YOUR INSTRUCTIONS:
Give every line from the entries that contains "advertisers".

··· DATA EXCERPTS ···

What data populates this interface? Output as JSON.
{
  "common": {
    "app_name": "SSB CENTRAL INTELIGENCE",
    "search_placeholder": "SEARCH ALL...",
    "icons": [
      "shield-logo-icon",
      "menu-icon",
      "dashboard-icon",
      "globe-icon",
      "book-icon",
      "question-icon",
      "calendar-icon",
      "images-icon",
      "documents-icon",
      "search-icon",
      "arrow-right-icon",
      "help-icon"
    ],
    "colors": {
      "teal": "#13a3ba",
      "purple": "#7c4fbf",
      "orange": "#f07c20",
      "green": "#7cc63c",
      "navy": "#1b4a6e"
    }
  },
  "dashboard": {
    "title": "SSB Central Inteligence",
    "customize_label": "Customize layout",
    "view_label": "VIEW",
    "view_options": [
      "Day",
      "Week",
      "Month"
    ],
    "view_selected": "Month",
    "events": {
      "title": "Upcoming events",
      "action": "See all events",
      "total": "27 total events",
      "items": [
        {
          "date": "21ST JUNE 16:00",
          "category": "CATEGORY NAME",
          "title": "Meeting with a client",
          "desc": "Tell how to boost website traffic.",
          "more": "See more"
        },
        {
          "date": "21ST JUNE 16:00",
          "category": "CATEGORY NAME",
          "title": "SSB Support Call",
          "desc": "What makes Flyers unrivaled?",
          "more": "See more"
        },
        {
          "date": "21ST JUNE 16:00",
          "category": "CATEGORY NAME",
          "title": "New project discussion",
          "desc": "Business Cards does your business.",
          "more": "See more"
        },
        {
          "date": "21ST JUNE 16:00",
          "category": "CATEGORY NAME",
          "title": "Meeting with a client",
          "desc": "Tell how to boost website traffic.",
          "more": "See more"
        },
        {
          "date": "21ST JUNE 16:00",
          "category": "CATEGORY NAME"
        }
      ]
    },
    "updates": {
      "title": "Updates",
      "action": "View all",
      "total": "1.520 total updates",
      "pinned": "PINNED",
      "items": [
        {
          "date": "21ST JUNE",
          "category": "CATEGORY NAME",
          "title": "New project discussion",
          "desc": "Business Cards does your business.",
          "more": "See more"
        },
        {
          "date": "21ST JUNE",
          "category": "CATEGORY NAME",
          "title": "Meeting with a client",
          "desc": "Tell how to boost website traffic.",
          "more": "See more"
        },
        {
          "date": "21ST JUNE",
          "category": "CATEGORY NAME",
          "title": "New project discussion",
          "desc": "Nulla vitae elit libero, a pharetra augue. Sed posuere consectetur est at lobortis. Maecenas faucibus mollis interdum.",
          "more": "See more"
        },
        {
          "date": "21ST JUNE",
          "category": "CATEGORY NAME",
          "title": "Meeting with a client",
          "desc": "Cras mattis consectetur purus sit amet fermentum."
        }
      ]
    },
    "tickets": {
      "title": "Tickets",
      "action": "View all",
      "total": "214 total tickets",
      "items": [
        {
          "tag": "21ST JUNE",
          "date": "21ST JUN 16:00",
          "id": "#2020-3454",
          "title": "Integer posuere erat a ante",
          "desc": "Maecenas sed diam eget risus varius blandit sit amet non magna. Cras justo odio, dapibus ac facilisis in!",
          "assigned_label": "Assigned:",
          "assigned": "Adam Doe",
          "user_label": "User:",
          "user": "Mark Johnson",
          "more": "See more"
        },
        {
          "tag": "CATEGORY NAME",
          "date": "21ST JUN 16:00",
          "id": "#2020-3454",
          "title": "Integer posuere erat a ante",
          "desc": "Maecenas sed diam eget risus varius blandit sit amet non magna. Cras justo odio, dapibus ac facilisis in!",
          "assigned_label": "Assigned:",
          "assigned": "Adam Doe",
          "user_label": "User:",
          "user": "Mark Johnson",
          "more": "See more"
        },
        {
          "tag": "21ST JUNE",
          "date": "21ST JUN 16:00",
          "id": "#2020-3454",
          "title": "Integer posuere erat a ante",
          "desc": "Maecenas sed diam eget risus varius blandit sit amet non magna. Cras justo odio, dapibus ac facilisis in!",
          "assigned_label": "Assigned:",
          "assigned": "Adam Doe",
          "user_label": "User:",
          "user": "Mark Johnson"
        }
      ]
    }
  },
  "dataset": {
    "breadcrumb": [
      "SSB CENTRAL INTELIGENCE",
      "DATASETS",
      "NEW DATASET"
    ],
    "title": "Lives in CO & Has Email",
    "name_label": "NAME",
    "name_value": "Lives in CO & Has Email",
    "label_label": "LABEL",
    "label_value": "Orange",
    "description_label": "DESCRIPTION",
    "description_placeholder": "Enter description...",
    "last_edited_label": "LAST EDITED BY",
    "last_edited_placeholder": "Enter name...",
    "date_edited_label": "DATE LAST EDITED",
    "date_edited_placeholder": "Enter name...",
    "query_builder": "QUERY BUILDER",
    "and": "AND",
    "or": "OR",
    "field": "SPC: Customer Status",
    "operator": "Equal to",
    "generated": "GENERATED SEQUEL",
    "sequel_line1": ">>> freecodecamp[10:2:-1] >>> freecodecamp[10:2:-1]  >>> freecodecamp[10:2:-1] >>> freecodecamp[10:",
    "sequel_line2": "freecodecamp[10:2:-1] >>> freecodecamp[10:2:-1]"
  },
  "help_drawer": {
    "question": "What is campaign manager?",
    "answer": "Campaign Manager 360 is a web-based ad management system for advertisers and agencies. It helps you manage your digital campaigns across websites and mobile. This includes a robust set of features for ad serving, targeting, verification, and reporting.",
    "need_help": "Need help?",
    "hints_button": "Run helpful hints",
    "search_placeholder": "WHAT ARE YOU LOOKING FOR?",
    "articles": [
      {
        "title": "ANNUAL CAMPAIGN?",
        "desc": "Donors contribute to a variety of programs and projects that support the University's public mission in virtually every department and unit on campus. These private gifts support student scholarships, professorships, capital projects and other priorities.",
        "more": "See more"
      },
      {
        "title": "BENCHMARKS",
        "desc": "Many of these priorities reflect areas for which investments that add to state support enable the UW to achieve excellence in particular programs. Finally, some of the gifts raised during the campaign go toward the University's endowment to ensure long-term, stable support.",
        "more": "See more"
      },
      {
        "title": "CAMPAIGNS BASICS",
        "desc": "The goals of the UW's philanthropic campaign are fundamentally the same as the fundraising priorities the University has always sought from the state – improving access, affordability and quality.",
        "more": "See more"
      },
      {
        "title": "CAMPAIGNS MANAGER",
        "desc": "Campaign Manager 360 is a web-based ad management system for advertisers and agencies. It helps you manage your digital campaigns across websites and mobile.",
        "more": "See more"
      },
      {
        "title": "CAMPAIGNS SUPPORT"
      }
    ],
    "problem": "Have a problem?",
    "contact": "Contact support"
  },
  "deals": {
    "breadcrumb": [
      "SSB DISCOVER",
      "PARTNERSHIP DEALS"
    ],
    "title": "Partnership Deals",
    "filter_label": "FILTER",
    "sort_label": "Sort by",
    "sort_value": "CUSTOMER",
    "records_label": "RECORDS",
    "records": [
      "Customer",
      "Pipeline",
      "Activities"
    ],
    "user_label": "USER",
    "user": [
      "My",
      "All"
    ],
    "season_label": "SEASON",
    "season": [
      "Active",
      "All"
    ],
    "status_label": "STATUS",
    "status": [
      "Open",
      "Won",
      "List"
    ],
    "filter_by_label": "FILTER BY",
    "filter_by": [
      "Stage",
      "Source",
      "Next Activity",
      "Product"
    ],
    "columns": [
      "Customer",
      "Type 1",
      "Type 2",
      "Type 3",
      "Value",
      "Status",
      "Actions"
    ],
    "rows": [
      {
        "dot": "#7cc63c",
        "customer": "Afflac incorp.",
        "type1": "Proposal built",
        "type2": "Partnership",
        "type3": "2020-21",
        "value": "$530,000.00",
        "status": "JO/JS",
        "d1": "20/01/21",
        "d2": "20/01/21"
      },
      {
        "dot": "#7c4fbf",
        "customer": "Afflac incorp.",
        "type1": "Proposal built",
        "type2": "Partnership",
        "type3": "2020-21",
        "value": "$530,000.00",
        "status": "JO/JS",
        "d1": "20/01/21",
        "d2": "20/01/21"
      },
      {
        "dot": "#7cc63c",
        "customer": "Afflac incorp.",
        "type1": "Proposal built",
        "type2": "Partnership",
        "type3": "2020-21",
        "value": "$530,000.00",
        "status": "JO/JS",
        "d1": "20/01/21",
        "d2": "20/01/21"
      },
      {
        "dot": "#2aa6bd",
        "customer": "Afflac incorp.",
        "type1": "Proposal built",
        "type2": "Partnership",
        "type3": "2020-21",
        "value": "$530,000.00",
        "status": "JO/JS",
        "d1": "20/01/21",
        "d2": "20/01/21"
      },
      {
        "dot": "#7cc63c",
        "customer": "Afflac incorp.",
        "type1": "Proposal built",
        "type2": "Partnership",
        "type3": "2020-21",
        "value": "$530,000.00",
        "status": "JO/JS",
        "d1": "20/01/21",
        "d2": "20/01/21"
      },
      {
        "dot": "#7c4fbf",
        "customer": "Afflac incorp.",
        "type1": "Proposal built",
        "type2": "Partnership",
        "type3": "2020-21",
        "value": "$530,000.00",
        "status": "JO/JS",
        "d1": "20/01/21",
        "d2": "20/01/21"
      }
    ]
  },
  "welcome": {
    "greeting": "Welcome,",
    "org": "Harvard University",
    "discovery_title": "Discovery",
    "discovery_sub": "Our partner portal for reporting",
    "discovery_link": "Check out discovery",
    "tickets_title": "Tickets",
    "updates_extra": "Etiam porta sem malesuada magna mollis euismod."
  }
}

···

OUTPUT BELOW:
    "answer": "Campaign Manager 360 is a web-based ad management system for advertisers and agencies. It helps you manage your digital campaigns across websites and mobile. This includes a robust set of features for ad serving, targeting, verification, and reporting.",
        "desc": "Campaign Manager 360 is a web-based ad management system for advertisers and agencies. It helps you manage your digital campaigns across websites and mobile.",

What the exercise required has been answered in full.